> Records contained in a dataset:
......
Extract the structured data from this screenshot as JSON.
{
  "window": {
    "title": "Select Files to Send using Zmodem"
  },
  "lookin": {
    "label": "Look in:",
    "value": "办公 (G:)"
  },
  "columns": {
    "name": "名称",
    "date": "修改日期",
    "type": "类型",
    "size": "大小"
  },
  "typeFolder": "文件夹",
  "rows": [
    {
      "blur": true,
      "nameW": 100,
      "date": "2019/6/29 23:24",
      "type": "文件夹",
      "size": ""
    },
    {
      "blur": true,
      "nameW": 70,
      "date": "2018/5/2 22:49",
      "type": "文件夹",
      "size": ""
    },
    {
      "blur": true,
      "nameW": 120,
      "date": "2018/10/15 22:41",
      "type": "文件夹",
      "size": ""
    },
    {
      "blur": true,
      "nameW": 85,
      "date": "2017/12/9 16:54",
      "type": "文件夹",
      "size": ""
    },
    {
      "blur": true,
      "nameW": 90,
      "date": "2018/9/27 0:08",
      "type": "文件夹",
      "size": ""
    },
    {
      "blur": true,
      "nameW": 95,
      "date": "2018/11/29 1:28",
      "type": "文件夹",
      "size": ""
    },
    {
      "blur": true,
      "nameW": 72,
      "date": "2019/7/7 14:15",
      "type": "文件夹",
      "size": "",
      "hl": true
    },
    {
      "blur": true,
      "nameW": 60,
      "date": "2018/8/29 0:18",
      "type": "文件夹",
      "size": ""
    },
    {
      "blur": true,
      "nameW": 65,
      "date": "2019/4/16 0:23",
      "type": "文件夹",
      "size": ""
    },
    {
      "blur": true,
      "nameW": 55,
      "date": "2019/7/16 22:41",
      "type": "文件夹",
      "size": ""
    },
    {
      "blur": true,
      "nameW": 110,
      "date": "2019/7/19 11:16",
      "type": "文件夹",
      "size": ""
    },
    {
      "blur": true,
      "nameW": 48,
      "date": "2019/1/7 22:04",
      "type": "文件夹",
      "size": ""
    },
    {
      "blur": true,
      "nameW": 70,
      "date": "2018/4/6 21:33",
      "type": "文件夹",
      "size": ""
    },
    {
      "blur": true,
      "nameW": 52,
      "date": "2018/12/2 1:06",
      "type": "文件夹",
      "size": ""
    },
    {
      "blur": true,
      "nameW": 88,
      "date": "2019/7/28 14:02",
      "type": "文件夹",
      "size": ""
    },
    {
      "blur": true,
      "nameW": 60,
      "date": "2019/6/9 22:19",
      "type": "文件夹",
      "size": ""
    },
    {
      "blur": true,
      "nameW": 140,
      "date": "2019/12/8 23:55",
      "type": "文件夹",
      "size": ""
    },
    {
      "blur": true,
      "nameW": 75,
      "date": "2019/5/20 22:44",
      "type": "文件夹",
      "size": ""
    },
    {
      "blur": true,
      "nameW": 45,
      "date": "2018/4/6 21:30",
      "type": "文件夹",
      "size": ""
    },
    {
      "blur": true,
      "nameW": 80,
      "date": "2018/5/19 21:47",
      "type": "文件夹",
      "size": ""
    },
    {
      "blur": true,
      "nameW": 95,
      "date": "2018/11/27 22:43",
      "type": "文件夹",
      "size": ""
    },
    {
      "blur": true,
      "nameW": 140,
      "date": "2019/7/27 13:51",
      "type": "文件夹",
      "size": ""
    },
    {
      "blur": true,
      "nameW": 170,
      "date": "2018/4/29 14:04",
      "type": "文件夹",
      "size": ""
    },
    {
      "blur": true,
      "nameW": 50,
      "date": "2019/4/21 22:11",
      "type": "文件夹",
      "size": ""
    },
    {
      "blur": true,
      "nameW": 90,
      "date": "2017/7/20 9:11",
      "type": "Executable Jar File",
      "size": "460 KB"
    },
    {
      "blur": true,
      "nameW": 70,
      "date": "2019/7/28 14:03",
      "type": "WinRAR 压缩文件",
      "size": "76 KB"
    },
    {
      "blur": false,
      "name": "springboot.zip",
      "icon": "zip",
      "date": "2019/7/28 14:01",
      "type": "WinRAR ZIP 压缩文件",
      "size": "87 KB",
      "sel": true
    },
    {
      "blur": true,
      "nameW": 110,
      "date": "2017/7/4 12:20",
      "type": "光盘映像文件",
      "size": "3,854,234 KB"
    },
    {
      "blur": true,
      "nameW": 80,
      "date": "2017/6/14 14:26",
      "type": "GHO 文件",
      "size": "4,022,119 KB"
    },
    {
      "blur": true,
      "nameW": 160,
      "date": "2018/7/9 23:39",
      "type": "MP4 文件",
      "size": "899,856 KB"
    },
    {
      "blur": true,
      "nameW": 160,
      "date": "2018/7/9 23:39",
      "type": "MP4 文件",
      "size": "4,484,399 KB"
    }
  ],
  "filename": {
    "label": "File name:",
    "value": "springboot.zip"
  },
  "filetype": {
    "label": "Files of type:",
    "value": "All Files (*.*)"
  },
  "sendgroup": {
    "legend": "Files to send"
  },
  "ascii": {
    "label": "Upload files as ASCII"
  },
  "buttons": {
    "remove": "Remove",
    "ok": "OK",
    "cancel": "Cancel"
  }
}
......
> Description of the task: All entries must be repeated verbatim.

> Correct response:
Extract the structured data from this screenshot as JSON.
{
  "window": {
    "title": "Select Files to Send using Zmodem"
  },
  "lookin": {
    "label": "Look in:",
    "value": "办公 (G:)"
  },
  "columns": {
    "name": "名称",
    "date": "修改日期",
    "type": "类型",
    "size": "大小"
  },
  "typeFolder": "文件夹",
  "rows": [
    {
      "blur": true,
      "nameW": 100,
      "date": "2019/6/29 23:24",
      "type": "文件夹",
      "size": ""
    },
    {
      "blur": true,
      "nameW": 70,
      "date": "2018/5/2 22:49",
      "type": "文件夹",
      "size": ""
    },
    {
      "blur": true,
      "nameW": 120,
      "date": "2018/10/15 22:41",
      "type": "文件夹",
      "size": ""
    },
    {
      "blur": true,
      "nameW": 85,
      "date": "2017/12/9 16:54",
      "type": "文件夹",
      "size": ""
    },
    {
      "blur": true,
      "nameW": 90,
      "date": "2018/9/27 0:08",
      "type": "文件夹",
      "size": ""
    },
    {
      "blur": true,
      "nameW": 95,
      "date": "2018/11/29 1:28",
      "type": "文件夹",
      "size": ""
    },
    {
      "blur": true,
      "nameW": 72,
      "date": "2019/7/7 14:15",
      "type": "文件夹",
      "size": "",
      "hl": true
    },
    {
      "blur": true,
      "nameW": 60,
      "date": "2018/8/29 0:18",
      "type": "文件夹",
      "size": ""
    },
    {
      "blur": true,
      "nameW": 65,
      "date": "2019/4/16 0:23",
      "type": "文件夹",
      "size": ""
    },
    {
      "blur": true,
      "nameW": 55,
      "date": "2019/7/16 22:41",
      "type": "文件夹",
      "size": ""
    },
    {
      "blur": true,
      "nameW": 110,
      "date": "2019/7/19 11:16",
      "type": "文件夹",
      "size": ""
    },
    {
      "blur": true,
      "nameW": 48,
      "date": "2019/1/7 22:04",
      "type": "文件夹",
      "size": ""
    },
    {
      "blur": true,
      "nameW": 70,
      "date": "2018/4/6 21:33",
      "type": "文件夹",
      "size": ""
    },
    {
      "blur": true,
      "nameW": 52,
      "date": "2018/12/2 1:06",
      "type": "文件夹",
      "size": ""
    },
    {
      "blur": true,
      "nameW": 88,
      "date": "2019/7/28 14:02",
      "type": "文件夹",
      "size": ""
    },
    {
      "blur": true,
      "nameW": 60,
      "date": "2019/6/9 22:19",
      "type": "文件夹",
      "size": ""
    },
    {
      "blur": true,
      "nameW": 140,
      "date": "2019/12/8 23:55",
      "type": "文件夹",
      "size": ""
    },
    {
      "blur": true,
      "nameW": 75,
      "date": "2019/5/20 22:44",
      "type": "文件夹",
      "size": ""
    },
    {
      "blur": true,
      "nameW": 45,
      "date": "2018/4/6 21:30",
      "type": "文件夹",
      "size": ""
    },
    {
      "blur": true,
      "nameW": 80,
      "date": "2018/5/19 21:47",
      "type": "文件夹",
      "size": ""
    },
    {
      "blur": true,
      "nameW": 95,
      "date": "2018/11/27 22:43",
      "type": "文件夹",
      "size": ""
    },
    {
      "blur": true,
      "nameW": 140,
      "date": "2019/7/27 13:51",
      "type": "文件夹",
      "size": ""
    },
    {
      "blur": true,
      "nameW": 170,
      "date": "2018/4/29 14:04",
      "type": "文件夹",
      "size": ""
    },
    {
      "blur": true,
      "nameW": 50,
      "date": "2019/4/21 22:11",
      "type": "文件夹",
      "size": ""
    },
    {
      "blur": true,
      "nameW": 90,
      "date": "2017/7/20 9:11",
      "type": "Executable Jar File",
      "size": "460 KB"
    },
    {
      "blur": true,
      "nameW": 70,
      "date": "2019/7/28 14:03",
      "type": "WinRAR 压缩文件",
      "size": "76 KB"
    },
    {
      "blur": false,
      "name": "springboot.zip",
      "icon": "zip",
      "date": "2019/7/28 14:01",
      "type": "WinRAR ZIP 压缩文件",
      "size": "87 KB",
      "sel": true
    },
    {
      "blur": true,
      "nameW": 110,
      "date": "2017/7/4 12:20",
      "type": "光盘映像文件",
      "size": "3,854,234 KB"
    },
    {
      "blur": true,
      "nameW": 80,
      "date": "2017/6/14 14:26",
      "type": "GHO 文件",
      "size": "4,022,119 KB"
    },
    {
      "blur": true,
      "nameW": 160,
      "date": "2018/7/9 23:39",
      "type": "MP4 文件",
      "size": "899,856 KB"
    },
    {
      "blur": true,
      "nameW": 160,
      "date": "2018/7/9 23:39",
      "type": "MP4 文件",
      "size": "4,484,399 KB"
    }
  ],
  "filename": {
    "label": "File name:",
    "value": "springboot.zip"
  },
  "filetype": {
    "label": "Files of type:",
    "value": "All Files (*.*)"
  },
  "sendgroup": {
    "legend": "Files to send"
  },
  "ascii": {
    "label": "Upload files as ASCII"
  },
  "buttons": {
    "remove": "Remove",
    "ok": "OK",
    "cancel": "Cancel"
  }
}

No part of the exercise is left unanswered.